Work required:
From the records, pick out and copy each line containing "into".

Raw records:
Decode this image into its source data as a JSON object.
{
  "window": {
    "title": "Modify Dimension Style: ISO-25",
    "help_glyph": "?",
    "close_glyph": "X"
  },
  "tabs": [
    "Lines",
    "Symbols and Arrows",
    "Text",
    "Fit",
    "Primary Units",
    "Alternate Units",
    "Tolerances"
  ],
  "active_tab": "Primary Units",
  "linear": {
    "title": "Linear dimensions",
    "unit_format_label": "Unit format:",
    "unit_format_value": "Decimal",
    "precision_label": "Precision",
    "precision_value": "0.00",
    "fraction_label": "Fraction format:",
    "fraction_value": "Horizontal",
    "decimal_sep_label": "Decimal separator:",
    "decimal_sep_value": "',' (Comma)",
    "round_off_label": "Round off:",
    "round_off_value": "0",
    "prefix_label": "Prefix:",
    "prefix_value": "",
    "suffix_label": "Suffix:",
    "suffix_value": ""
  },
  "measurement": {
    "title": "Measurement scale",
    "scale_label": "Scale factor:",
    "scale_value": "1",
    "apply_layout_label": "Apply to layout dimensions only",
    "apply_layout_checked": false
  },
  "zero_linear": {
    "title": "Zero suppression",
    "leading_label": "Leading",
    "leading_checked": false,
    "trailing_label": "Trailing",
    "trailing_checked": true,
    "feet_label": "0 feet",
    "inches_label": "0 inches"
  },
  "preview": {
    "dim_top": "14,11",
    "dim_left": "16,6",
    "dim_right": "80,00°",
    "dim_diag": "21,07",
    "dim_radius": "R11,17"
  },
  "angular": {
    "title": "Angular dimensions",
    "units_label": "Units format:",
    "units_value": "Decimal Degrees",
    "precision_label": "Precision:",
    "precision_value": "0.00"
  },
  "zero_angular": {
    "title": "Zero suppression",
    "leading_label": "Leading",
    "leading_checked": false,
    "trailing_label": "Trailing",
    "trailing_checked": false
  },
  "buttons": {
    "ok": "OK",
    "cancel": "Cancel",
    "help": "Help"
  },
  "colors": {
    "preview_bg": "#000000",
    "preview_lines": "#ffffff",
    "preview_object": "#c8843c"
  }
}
* * *
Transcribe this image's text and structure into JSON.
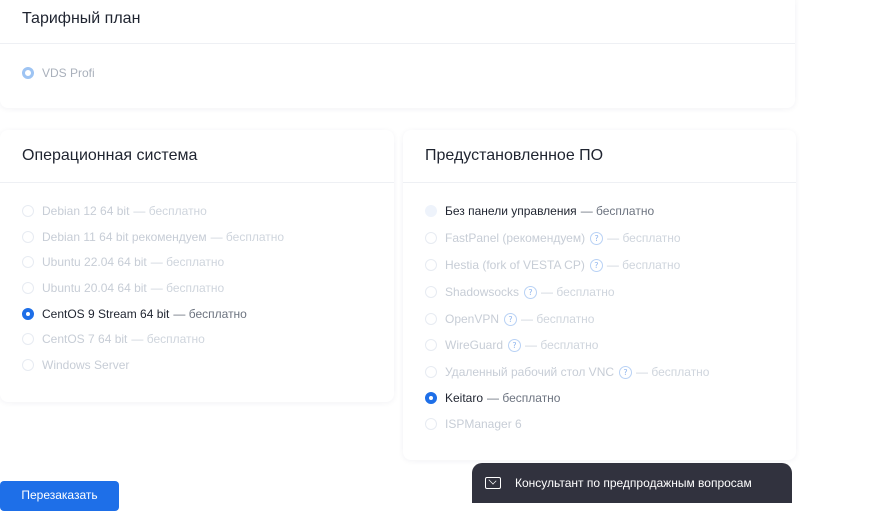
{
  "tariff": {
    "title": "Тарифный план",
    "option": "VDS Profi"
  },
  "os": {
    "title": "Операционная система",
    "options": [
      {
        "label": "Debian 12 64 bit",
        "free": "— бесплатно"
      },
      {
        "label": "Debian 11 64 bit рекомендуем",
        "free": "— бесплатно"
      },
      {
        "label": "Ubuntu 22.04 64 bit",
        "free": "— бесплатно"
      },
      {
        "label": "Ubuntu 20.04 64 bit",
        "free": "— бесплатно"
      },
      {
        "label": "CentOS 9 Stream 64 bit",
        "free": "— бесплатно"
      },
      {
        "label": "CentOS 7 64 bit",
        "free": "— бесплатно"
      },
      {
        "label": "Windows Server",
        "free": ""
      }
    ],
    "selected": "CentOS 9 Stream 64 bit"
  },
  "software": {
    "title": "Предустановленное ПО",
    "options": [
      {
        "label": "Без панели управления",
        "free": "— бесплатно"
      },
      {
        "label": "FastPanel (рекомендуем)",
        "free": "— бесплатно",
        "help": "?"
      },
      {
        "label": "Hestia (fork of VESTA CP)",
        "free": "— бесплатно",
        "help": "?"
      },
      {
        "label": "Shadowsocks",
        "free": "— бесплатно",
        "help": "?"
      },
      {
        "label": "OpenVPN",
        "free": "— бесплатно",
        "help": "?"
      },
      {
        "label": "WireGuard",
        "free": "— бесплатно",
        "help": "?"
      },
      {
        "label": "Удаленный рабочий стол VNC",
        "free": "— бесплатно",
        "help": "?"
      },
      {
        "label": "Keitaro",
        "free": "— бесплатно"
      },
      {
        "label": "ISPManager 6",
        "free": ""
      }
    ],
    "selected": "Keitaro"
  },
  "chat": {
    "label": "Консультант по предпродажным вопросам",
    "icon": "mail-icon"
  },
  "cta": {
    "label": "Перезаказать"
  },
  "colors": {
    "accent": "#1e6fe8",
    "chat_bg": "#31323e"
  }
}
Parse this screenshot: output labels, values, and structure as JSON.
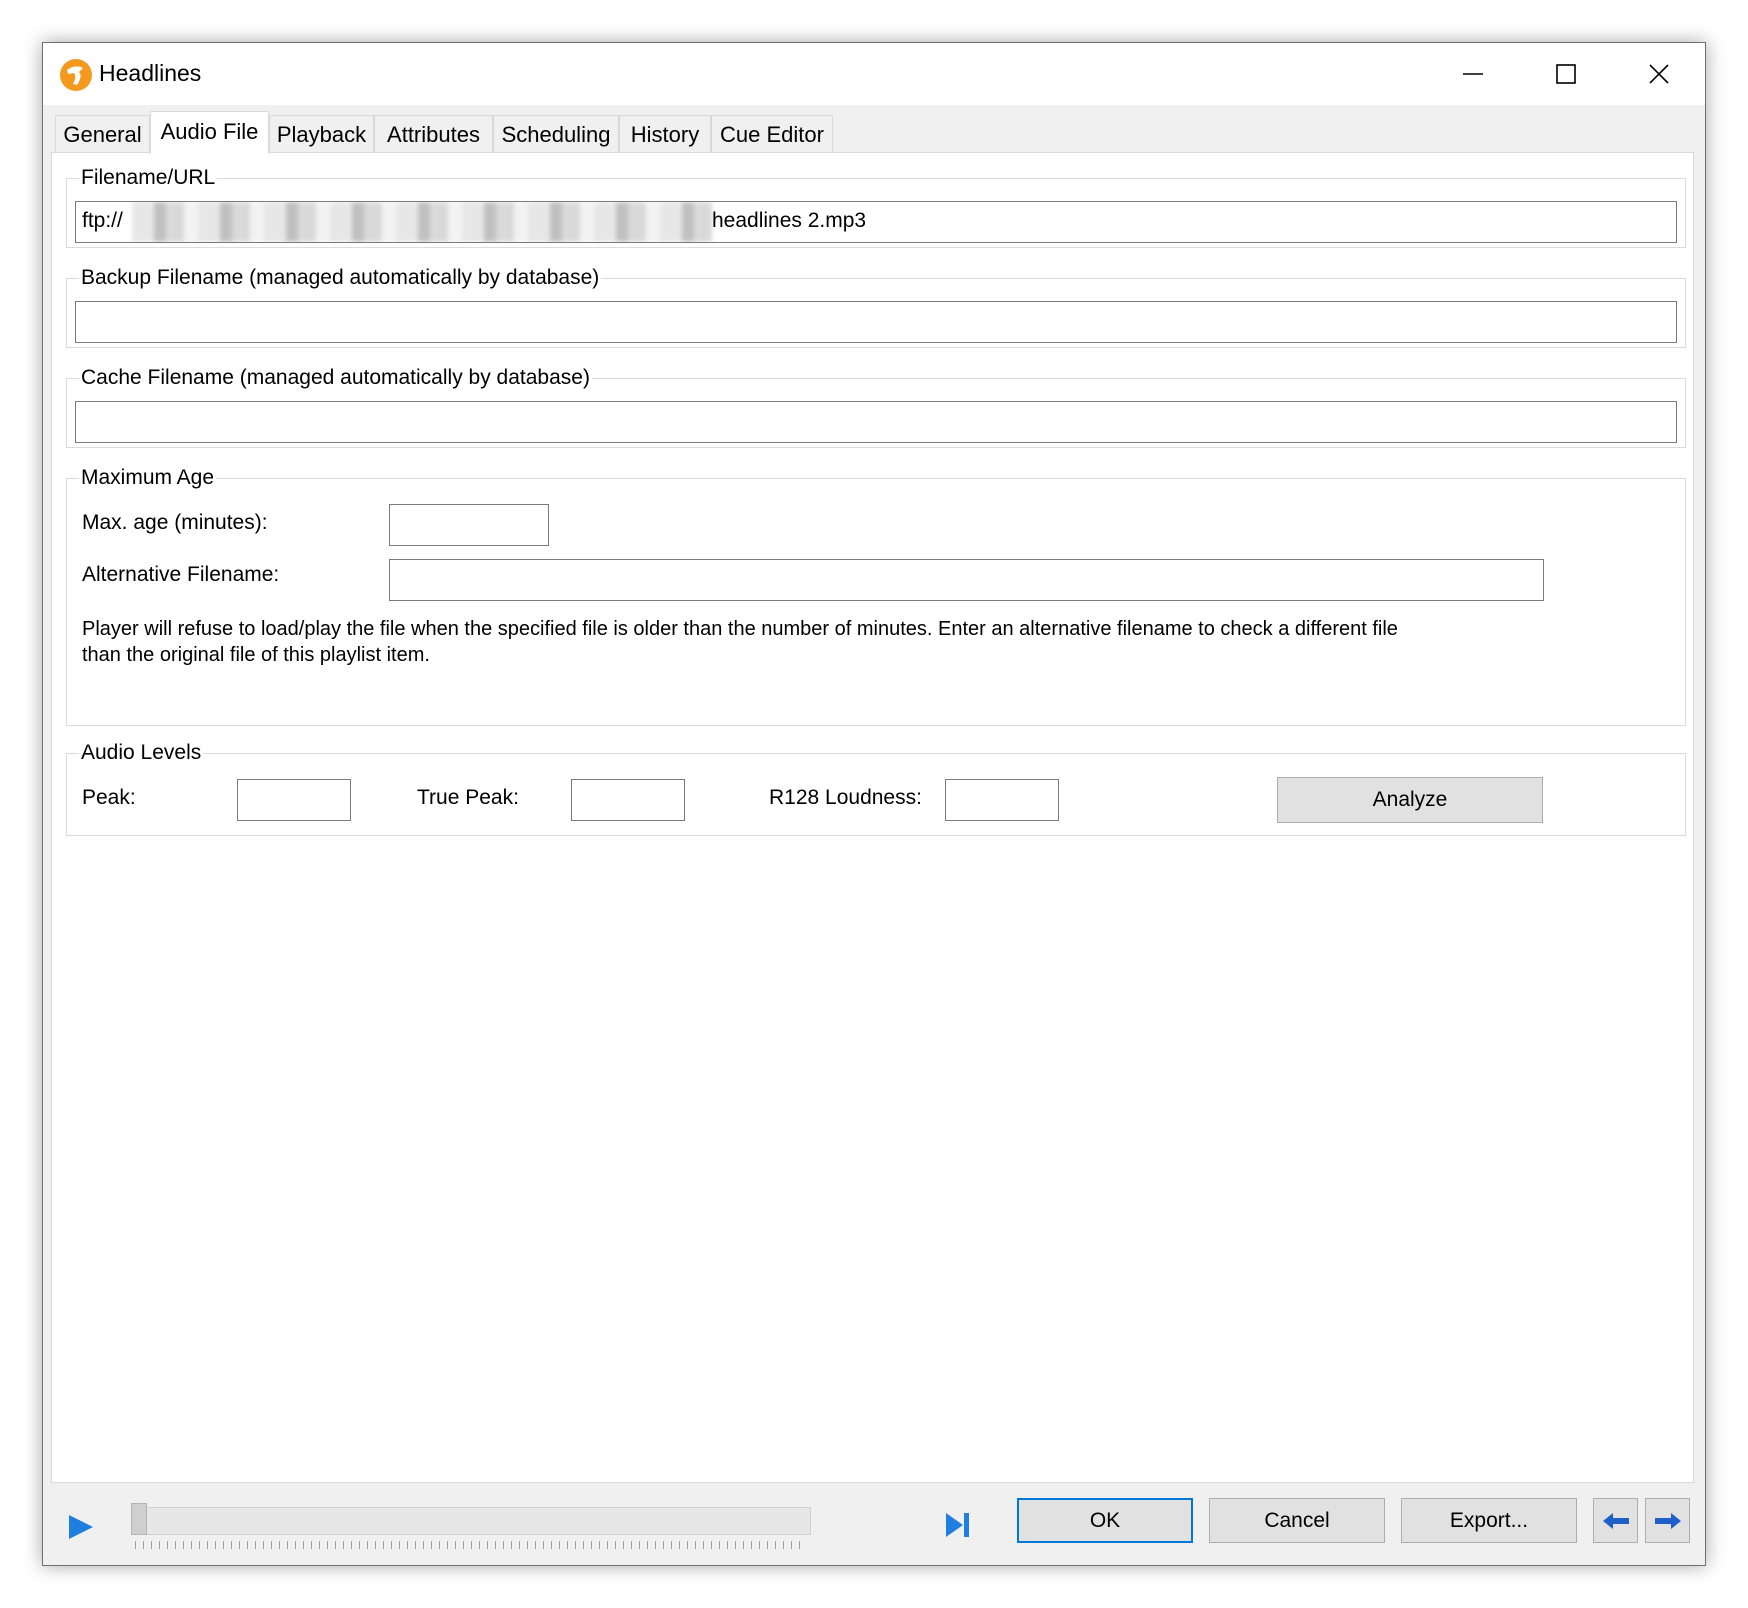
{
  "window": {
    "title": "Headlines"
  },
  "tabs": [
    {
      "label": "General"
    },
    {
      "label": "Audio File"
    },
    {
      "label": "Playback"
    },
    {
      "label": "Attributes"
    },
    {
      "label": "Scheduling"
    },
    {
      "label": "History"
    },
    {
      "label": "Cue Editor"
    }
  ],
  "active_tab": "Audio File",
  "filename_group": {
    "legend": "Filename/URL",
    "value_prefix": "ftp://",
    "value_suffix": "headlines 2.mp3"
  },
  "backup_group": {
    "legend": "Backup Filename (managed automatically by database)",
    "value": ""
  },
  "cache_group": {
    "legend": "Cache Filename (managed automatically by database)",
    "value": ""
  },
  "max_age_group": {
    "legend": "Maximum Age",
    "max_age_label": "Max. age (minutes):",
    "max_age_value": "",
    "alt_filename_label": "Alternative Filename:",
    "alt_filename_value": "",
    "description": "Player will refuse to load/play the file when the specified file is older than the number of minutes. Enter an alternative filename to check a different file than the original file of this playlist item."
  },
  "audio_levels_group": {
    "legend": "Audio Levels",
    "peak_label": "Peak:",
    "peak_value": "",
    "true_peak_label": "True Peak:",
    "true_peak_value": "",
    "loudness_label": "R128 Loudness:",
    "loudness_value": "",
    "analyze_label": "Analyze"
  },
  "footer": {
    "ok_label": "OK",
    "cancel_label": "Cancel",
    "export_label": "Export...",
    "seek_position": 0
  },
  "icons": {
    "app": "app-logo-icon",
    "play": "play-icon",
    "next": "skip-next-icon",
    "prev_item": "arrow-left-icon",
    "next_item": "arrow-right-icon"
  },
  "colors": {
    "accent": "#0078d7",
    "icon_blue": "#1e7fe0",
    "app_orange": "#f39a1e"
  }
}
* * *
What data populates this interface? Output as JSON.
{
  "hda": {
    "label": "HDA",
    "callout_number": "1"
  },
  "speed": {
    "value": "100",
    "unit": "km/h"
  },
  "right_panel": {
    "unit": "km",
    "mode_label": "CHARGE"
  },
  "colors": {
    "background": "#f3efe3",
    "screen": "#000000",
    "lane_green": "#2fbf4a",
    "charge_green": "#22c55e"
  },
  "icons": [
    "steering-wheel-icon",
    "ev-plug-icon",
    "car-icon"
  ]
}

Result of this task:
Decode this image into its source data as a JSON object.
Transcribe this image's text and structure into JSON.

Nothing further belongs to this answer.